**What to do:** Output each line exactly as it appears, skipping any embedded picture.

**Supplied material:**
####
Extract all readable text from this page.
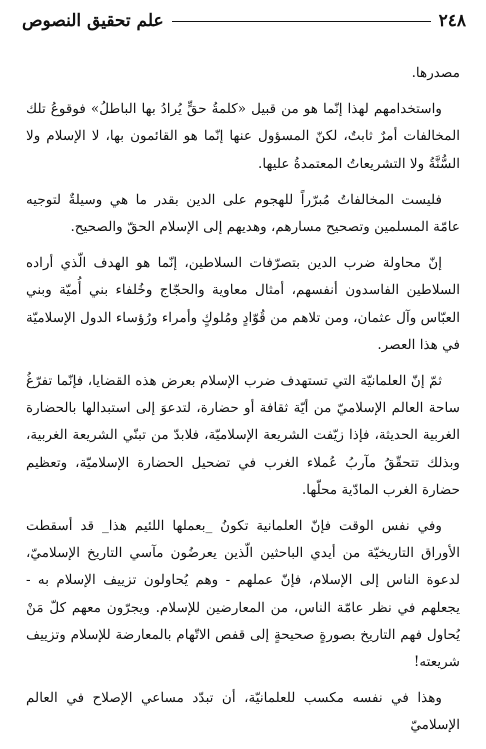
٢٤٨
علم تحقيق النصوص

مصدرها.

واستخدامهم لهذا إنّما هو من قبيل «كلمةُ حقٍّ يُرادُ بها الباطلُ» فوقوعُ تلك المخالفات أمرٌ ثابتٌ، لكنّ المسؤول عنها إنّما هو القائمون بها، لا الإسلام ولا السُّنَّةُ ولا التشريعاتُ المعتمدةُ عليها.

فليست المخالفاتُ مُبرّراً للهجوم على الدين بقدر ما هي وسيلةٌ لتوجيه عامّة المسلمين وتصحيح مسارهم، وهديهم إلى الإسلام الحقّ والصحيح.

إنّ محاولة ضرب الدين بتصرّفات السلاطين، إنّما هو الهدف الّذي أراده السلاطين الفاسدون أنفسهم، أمثال معاوية والحجّاج وخُلفاء بني أُميّة وبني العبّاس وآل عثمان، ومن تلاهم من قُوّادٍ ومُلوكٍ وأمراء ورُؤساء الدول الإسلاميّة في هذا العصر.

ثمّ إنّ العلمانيّة التي تستهدف ضرب الإسلام بعرض هذه القضايا، فإنّما تفرّغُ ساحة العالم الإسلاميّ من أيّة ثقافة أو حضارة، لتدعوَ إلى استبدالها بالحضارة الغربية الحديثة، فإذا زيّفت الشريعة الإسلاميّة، فلابدّ من تبنّي الشريعة الغربية، وبذلك تتحقّقُ مآربُ عُملاء الغرب في تضحيل الحضارة الإسلاميّة، وتعظيم حضارة الغرب المادّية محلّها.

وفي نفس الوقت فإنّ العلمانية تكونُ _بعملها اللئيم هذا_ قد أسقطت الأوراق التاريخيّة من أيدي الباحثين الّذين يعرضُون مآسي التاريخ الإسلاميّ، لدعوة الناس إلى الإسلام، فإنّ عملهم - وهم يُحاولون تزييف الإسلام به - يجعلهم في نظر عامّة الناس، من المعارضين للإسلام. ويجرّون معهم كلّ مَنْ يُحاول فهم التاريخ بصورةٍ صحيحةٍ إلى قفص الاتّهام بالمعارضة للإسلام وتزييف شريعته!

وهذا في نفسه مكسب للعلمانيّة، أن تبدّد مساعي الإصلاح في العالم الإسلاميّ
####
**Exercise response:**
Extract all readable text from this page.
٢٤٨
علم تحقيق النصوص

مصدرها.

واستخدامهم لهذا إنّما هو من قبيل «كلمةُ حقٍّ يُرادُ بها الباطلُ» فوقوعُ تلك المخالفات أمرٌ ثابتٌ، لكنّ المسؤول عنها إنّما هو القائمون بها، لا الإسلام ولا السُّنَّةُ ولا التشريعاتُ المعتمدةُ عليها.

فليست المخالفاتُ مُبرّراً للهجوم على الدين بقدر ما هي وسيلةٌ لتوجيه عامّة المسلمين وتصحيح مسارهم، وهديهم إلى الإسلام الحقّ والصحيح.

إنّ محاولة ضرب الدين بتصرّفات السلاطين، إنّما هو الهدف الّذي أراده السلاطين الفاسدون أنفسهم، أمثال معاوية والحجّاج وخُلفاء بني أُميّة وبني العبّاس وآل عثمان، ومن تلاهم من قُوّادٍ ومُلوكٍ وأمراء ورُؤساء الدول الإسلاميّة في هذا العصر.

ثمّ إنّ العلمانيّة التي تستهدف ضرب الإسلام بعرض هذه القضايا، فإنّما تفرّغُ ساحة العالم الإسلاميّ من أيّة ثقافة أو حضارة، لتدعوَ إلى استبدالها بالحضارة الغربية الحديثة، فإذا زيّفت الشريعة الإسلاميّة، فلابدّ من تبنّي الشريعة الغربية، وبذلك تتحقّقُ مآربُ عُملاء الغرب في تضحيل الحضارة الإسلاميّة، وتعظيم حضارة الغرب المادّية محلّها.

وفي نفس الوقت فإنّ العلمانية تكونُ _بعملها اللئيم هذا_ قد أسقطت الأوراق التاريخيّة من أيدي الباحثين الّذين يعرضُون مآسي التاريخ الإسلاميّ، لدعوة الناس إلى الإسلام، فإنّ عملهم - وهم يُحاولون تزييف الإسلام به - يجعلهم في نظر عامّة الناس، من المعارضين للإسلام. ويجرّون معهم كلّ مَنْ يُحاول فهم التاريخ بصورةٍ صحيحةٍ إلى قفص الاتّهام بالمعارضة للإسلام وتزييف شريعته!

وهذا في نفسه مكسب للعلمانيّة، أن تبدّد مساعي الإصلاح في العالم الإسلاميّ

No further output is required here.